**Problem requirements**
Identify each line containing the word "name" and copy it.

**Records shown**
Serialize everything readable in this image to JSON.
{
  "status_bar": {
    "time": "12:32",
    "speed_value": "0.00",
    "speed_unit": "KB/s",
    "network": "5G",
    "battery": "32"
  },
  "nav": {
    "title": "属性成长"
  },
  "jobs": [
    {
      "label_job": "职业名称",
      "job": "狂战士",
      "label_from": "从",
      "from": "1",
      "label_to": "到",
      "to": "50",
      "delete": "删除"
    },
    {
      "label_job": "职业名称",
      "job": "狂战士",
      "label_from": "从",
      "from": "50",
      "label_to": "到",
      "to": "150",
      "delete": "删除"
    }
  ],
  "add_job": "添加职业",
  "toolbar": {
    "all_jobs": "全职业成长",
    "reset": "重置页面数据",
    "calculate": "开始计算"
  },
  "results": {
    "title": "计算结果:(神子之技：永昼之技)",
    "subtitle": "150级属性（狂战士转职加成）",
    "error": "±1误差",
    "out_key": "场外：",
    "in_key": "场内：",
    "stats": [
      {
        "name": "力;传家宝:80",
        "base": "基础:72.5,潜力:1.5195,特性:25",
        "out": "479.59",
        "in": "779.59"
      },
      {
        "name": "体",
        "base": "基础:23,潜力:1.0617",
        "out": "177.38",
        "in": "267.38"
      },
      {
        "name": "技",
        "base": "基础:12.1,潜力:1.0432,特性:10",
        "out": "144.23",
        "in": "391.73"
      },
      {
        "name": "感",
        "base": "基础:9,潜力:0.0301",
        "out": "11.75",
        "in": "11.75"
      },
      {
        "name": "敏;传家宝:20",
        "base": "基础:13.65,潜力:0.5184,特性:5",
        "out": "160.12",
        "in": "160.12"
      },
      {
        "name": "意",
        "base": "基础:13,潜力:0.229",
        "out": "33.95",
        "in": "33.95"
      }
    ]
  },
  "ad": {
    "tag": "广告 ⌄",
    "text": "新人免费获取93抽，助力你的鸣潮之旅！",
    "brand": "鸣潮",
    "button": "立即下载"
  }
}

**Answer to this problem**
        "name": "力;传家宝:80",
        "name": "体",
        "name": "技",
        "name": "感",
        "name": "敏;传家宝:20",
        "name": "意",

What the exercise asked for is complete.